==== Input

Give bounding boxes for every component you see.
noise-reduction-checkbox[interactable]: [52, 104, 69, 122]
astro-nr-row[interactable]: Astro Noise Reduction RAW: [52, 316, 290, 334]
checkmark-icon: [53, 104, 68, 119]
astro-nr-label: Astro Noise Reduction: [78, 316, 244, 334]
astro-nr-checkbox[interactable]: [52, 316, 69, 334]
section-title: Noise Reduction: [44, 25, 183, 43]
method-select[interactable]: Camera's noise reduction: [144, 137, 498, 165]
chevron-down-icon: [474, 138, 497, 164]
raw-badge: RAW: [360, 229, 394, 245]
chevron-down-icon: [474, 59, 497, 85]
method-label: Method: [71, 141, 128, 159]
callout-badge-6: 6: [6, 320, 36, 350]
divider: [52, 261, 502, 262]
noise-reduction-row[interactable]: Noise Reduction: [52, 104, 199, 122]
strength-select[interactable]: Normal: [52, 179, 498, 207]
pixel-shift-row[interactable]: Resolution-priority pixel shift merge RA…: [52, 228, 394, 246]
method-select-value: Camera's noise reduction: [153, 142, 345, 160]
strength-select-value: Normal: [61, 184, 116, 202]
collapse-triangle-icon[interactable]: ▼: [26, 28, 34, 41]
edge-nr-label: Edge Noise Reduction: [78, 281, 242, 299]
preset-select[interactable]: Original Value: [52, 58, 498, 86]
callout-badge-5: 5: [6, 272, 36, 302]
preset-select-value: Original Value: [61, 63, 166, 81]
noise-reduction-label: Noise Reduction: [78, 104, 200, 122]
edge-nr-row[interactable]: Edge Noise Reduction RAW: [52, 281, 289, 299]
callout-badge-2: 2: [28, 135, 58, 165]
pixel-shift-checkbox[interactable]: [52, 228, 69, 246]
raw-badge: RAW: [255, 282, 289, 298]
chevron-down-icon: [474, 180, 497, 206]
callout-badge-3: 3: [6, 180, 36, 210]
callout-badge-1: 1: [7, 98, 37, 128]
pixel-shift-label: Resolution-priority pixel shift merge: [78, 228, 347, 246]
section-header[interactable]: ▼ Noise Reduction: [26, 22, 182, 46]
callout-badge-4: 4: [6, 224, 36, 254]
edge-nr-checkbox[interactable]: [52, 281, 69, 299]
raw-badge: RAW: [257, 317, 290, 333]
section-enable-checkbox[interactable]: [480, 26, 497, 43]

========

- What is asked: Render every line of the data above as a Markdown table with the columns Row and Line, numbering the rows in order and leaving out any blank lines.

- In response:
| Row | Line |
|---|---|
| 1 | Give bounding boxes for every component you see. |
| 2 | noise-reduction-checkbox[interactable]: [52, 104, 69, 122] |
| 3 | astro-nr-row[interactable]: Astro Noise Reduction RAW: [52, 316, 290, 334] |
| 4 | checkmark-icon: [53, 104, 68, 119] |
| 5 | astro-nr-label: Astro Noise Reduction: [78, 316, 244, 334] |
| 6 | astro-nr-checkbox[interactable]: [52, 316, 69, 334] |
| 7 | section-title: Noise Reduction: [44, 25, 183, 43] |
| 8 | method-select[interactable]: Camera's noise reduction: [144, 137, 498, 165] |
| 9 | chevron-down-icon: [474, 138, 497, 164] |
| 10 | raw-badge: RAW: [360, 229, 394, 245] |
| 11 | chevron-down-icon: [474, 59, 497, 85] |
| 12 | method-label: Method: [71, 141, 128, 159] |
| 13 | callout-badge-6: 6: [6, 320, 36, 350] |
| 14 | divider: [52, 261, 502, 262] |
| 15 | noise-reduction-row[interactable]: Noise Reduction: [52, 104, 199, 122] |
| 16 | strength-select[interactable]: Normal: [52, 179, 498, 207] |
| 17 | pixel-shift-row[interactable]: Resolution-priority pixel shift merge RA…: [52, 228, 394, 246] |
| 18 | method-select-value: Camera's noise reduction: [153, 142, 345, 160] |
| 19 | strength-select-value: Normal: [61, 184, 116, 202] |
| 20 | collapse-triangle-icon[interactable]: ▼: [26, 28, 34, 41] |
| 21 | edge-nr-label: Edge Noise Reduction: [78, 281, 242, 299] |
| 22 | preset-select[interactable]: Original Value: [52, 58, 498, 86] |
| 23 | callout-badge-5: 5: [6, 272, 36, 302] |
| 24 | preset-select-value: Original Value: [61, 63, 166, 81] |
| 25 | noise-reduction-label: Noise Reduction: [78, 104, 200, 122] |
| 26 | edge-nr-row[interactable]: Edge Noise Reduction RAW: [52, 281, 289, 299] |
| 27 | callout-badge-2: 2: [28, 135, 58, 165] |
| 28 | pixel-shift-checkbox[interactable]: [52, 228, 69, 246] |
| 29 | raw-badge: RAW: [255, 282, 289, 298] |
| 30 | chevron-down-icon: [474, 180, 497, 206] |
| 31 | callout-badge-3: 3: [6, 180, 36, 210] |
| 32 | callout-badge-1: 1: [7, 98, 37, 128] |
| 33 | pixel-shift-label: Resolution-priority pixel shift merge: [78, 228, 347, 246] |
| 34 | section-header[interactable]: ▼ Noise Reduction: [26, 22, 182, 46] |
| 35 | callout-badge-4: 4: [6, 224, 36, 254] |
| 36 | edge-nr-checkbox[interactable]: [52, 281, 69, 299] |
| 37 | raw-badge: RAW: [257, 317, 290, 333] |
| 38 | section-enable-checkbox[interactable]: [480, 26, 497, 43] |